▶ PROBLEM REQUIREMENTS:
Search the material for the word "Произвести" and copy each line that holds it.

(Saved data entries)
** Begin **
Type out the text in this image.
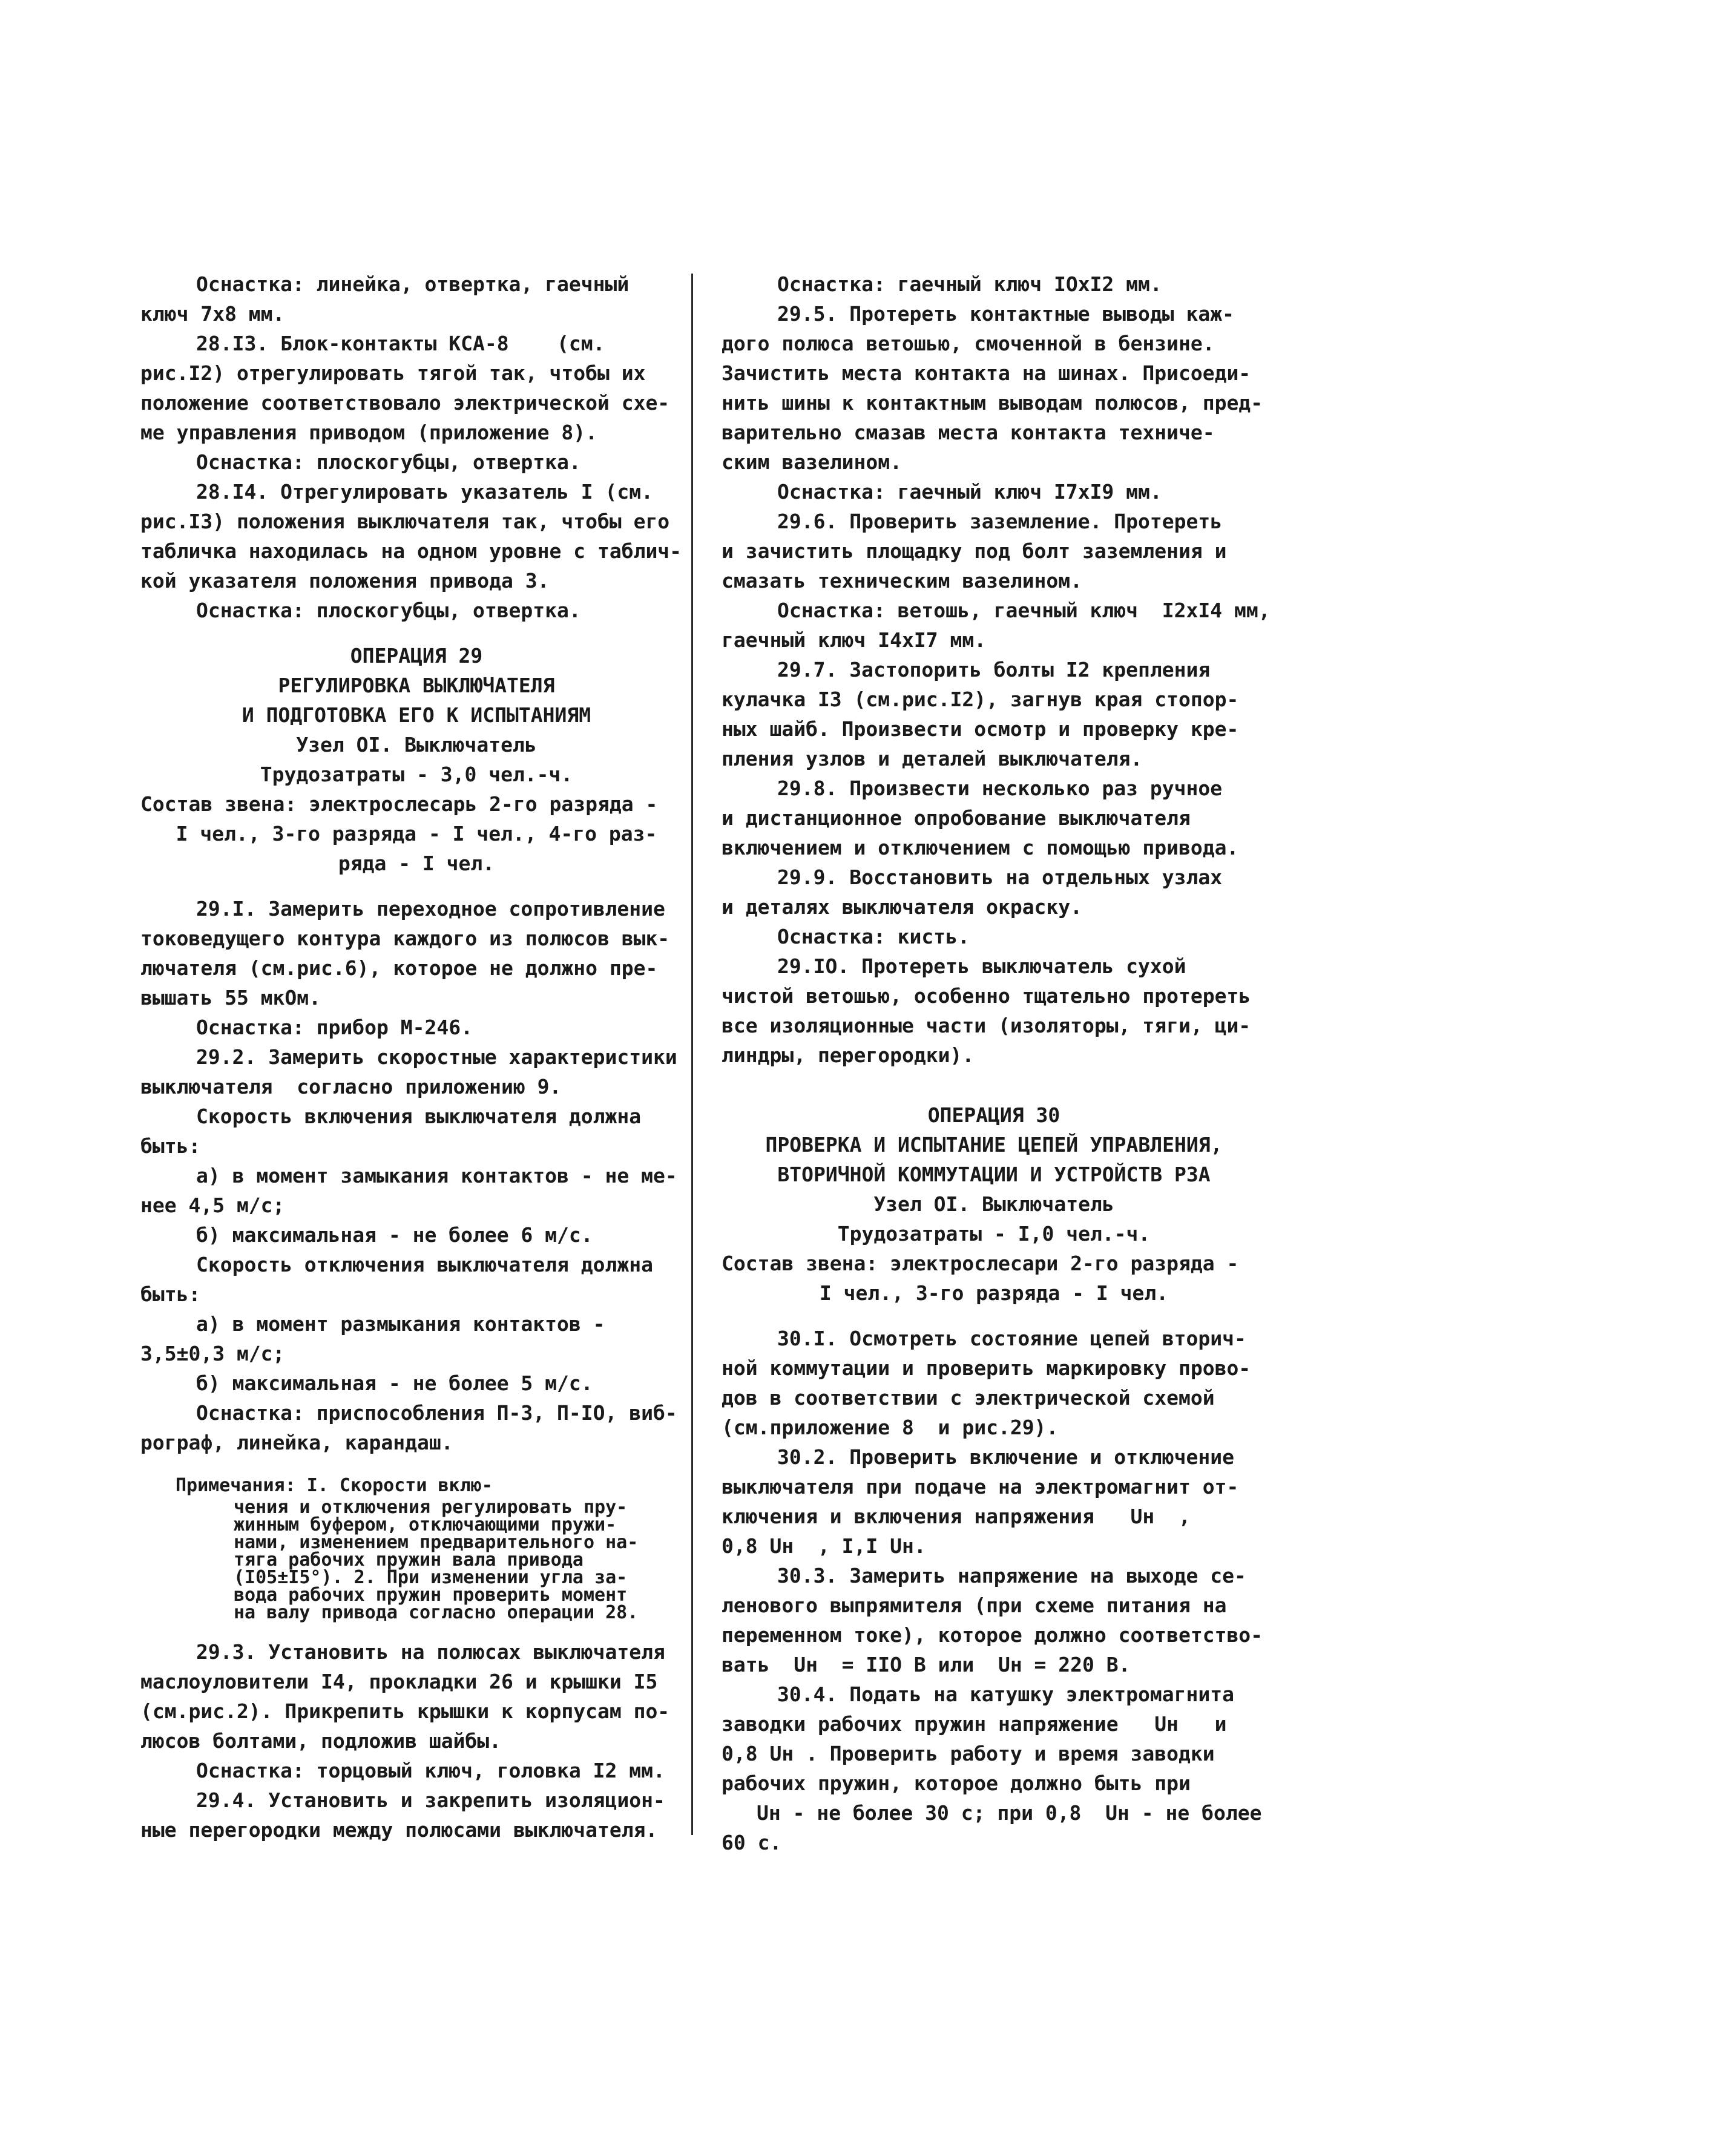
Оснастка: линейка, отвертка, гаечный
ключ 7х8 мм.
28.I3. Блок-контакты КСА-8    (см.
рис.I2) отрегулировать тягой так, чтобы их
положение соответствовало электрической схе-
ме управления приводом (приложение 8).
Оснастка: плоскогубцы, отвертка.
28.I4. Отрегулировать указатель I (см.
рис.I3) положения выключателя так, чтобы его
табличка находилась на одном уровне с таблич-
кой указателя положения привода 3.
Оснастка: плоскогубцы, отвертка.
ОПЕРАЦИЯ 29
РЕГУЛИРОВКА ВЫКЛЮЧАТЕЛЯ
И ПОДГОТОВКА ЕГО К ИСПЫТАНИЯМ
Узел OI. Выключатель
Трудозатраты - 3,0 чел.-ч.
Состав звена: электрослесарь 2-го разряда -
I чел., 3-го разряда - I чел., 4-го раз-
ряда - I чел.
29.I. Замерить переходное сопротивление
токоведущего контура каждого из полюсов вык-
лючателя (см.рис.6), которое не должно пре-
вышать 55 мкОм.
Оснастка: прибор М-246.
29.2. Замерить скоростные характеристики
выключателя  согласно приложению 9.
Скорость включения выключателя должна
быть:
а) в момент замыкания контактов - не ме-
нее 4,5 м/с;
б) максимальная - не более 6 м/с.
Скорость отключения выключателя должна
быть:
а) в момент размыкания контактов -
3,5±0,3 м/с;
б) максимальная - не более 5 м/с.
Оснастка: приспособления П-3, П-IO, виб-
рограф, линейка, карандаш.
Примечания: I. Скорости вклю-
чения и отключения регулировать пру-
жинным буфером, отключающими пружи-
нами, изменением предварительного на-
тяга рабочих пружин вала привода
(I05±I5°). 2. При изменении угла за-
вода рабочих пружин проверить момент
на валу привода согласно операции 28.
29.3. Установить на полюсах выключателя
маслоуловители I4, прокладки 26 и крышки I5
(см.рис.2). Прикрепить крышки к корпусам по-
люсов болтами, подложив шайбы.
Оснастка: торцовый ключ, головка I2 мм.
29.4. Установить и закрепить изоляцион-
ные перегородки между полюсами выключателя.
Оснастка: гаечный ключ IOхI2 мм.
29.5. Протереть контактные выводы каж-
дого полюса ветошью, смоченной в бензине.
Зачистить места контакта на шинах. Присоеди-
нить шины к контактным выводам полюсов, пред-
варительно смазав места контакта техниче-
ским вазелином.
Оснастка: гаечный ключ I7хI9 мм.
29.6. Проверить заземление. Протереть
и зачистить площадку под болт заземления и
смазать техническим вазелином.
Оснастка: ветошь, гаечный ключ  I2хI4 мм,
гаечный ключ I4хI7 мм.
29.7. Застопорить болты I2 крепления
кулачка I3 (см.рис.I2), загнув края стопор-
ных шайб. Произвести осмотр и проверку кре-
пления узлов и деталей выключателя.
29.8. Произвести несколько раз ручное
и дистанционное опробование выключателя
включением и отключением с помощью привода.
29.9. Восстановить на отдельных узлах
и деталях выключателя окраску.
Оснастка: кисть.
29.IO. Протереть выключатель сухой
чистой ветошью, особенно тщательно протереть
все изоляционные части (изоляторы, тяги, ци-
линдры, перегородки).
ОПЕРАЦИЯ 30
ПРОВЕРКА И ИСПЫТАНИЕ ЦЕПЕЙ УПРАВЛЕНИЯ,
ВТОРИЧНОЙ КОММУТАЦИИ И УСТРОЙСТВ РЗА
Узел OI. Выключатель
Трудозатраты - I,0 чел.-ч.
Состав звена: электрослесари 2-го разряда -
I чел., 3-го разряда - I чел.
30.I. Осмотреть состояние цепей вторич-
ной коммутации и проверить маркировку прово-
дов в соответствии с электрической схемой
(см.приложение 8  и рис.29).
30.2. Проверить включение и отключение
выключателя при подаче на электромагнит от-
ключения и включения напряжения   Uн  ,
0,8 Uн  , I,I Uн.
30.3. Замерить напряжение на выходе се-
ленового выпрямителя (при схеме питания на
переменном токе), которое должно соответство-
вать  Uн  = IIO В или  Uн = 220 В.
30.4. Подать на катушку электромагнита
заводки рабочих пружин напряжение   Uн   и
0,8 Uн . Проверить работу и время заводки
рабочих пружин, которое должно быть при
Uн - не более 30 с; при 0,8  Uн - не более
60 с.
** End **
▶ SOLUTION TO THIS EXERCISE:
ных шайб. Произвести осмотр и проверку кре-
29.8. Произвести несколько раз ручное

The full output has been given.